** START Listed entries **

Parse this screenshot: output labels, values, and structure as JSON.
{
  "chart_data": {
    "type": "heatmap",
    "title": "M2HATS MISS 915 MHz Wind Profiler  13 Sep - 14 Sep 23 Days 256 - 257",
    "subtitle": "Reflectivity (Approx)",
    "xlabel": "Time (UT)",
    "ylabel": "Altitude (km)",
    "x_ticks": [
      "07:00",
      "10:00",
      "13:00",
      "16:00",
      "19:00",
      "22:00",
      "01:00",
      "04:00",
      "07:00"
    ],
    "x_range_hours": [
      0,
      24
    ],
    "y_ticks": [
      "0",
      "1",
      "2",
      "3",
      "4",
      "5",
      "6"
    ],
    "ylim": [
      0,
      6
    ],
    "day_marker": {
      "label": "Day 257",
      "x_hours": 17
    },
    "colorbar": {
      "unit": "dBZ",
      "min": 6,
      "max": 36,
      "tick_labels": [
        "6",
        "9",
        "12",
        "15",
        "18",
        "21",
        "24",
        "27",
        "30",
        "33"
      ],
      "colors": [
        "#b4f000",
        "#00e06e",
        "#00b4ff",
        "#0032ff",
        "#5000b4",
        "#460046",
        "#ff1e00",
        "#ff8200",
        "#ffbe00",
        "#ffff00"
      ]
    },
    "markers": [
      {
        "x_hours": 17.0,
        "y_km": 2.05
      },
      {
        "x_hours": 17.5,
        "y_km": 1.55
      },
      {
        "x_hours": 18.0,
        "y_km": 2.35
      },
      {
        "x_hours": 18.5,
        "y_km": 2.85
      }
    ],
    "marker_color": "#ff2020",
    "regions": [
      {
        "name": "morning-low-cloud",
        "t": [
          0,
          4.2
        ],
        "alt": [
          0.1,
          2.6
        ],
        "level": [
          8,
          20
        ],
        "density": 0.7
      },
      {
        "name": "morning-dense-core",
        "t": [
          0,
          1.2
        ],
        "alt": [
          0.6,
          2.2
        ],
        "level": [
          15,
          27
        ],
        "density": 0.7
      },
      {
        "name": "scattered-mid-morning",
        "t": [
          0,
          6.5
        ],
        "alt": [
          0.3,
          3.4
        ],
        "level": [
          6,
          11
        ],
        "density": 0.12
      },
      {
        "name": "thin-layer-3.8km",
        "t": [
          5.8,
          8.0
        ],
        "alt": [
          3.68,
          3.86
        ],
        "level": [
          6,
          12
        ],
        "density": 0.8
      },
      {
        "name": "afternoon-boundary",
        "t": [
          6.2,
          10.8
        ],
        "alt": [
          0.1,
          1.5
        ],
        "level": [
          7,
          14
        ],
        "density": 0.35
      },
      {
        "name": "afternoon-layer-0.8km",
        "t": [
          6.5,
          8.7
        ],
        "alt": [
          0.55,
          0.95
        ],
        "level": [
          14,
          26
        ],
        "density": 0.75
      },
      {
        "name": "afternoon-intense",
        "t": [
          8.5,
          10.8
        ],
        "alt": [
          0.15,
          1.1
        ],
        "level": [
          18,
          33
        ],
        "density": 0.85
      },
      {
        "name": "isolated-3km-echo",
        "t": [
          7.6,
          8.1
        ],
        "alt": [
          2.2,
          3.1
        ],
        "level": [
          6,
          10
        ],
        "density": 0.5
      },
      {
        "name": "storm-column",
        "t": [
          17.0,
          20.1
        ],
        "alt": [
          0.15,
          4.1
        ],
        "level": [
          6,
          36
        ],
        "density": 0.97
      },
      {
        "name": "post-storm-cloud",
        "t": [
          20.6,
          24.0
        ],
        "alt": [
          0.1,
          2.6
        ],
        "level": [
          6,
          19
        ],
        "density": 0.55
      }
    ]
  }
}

** END Listed entries **

### What is being asked
Scan the material above for the word "afternoon". Copy each line where it occurs.

### Written answer
        "name": "afternoon-boundary",
        "name": "afternoon-layer-0.8km",
        "name": "afternoon-intense",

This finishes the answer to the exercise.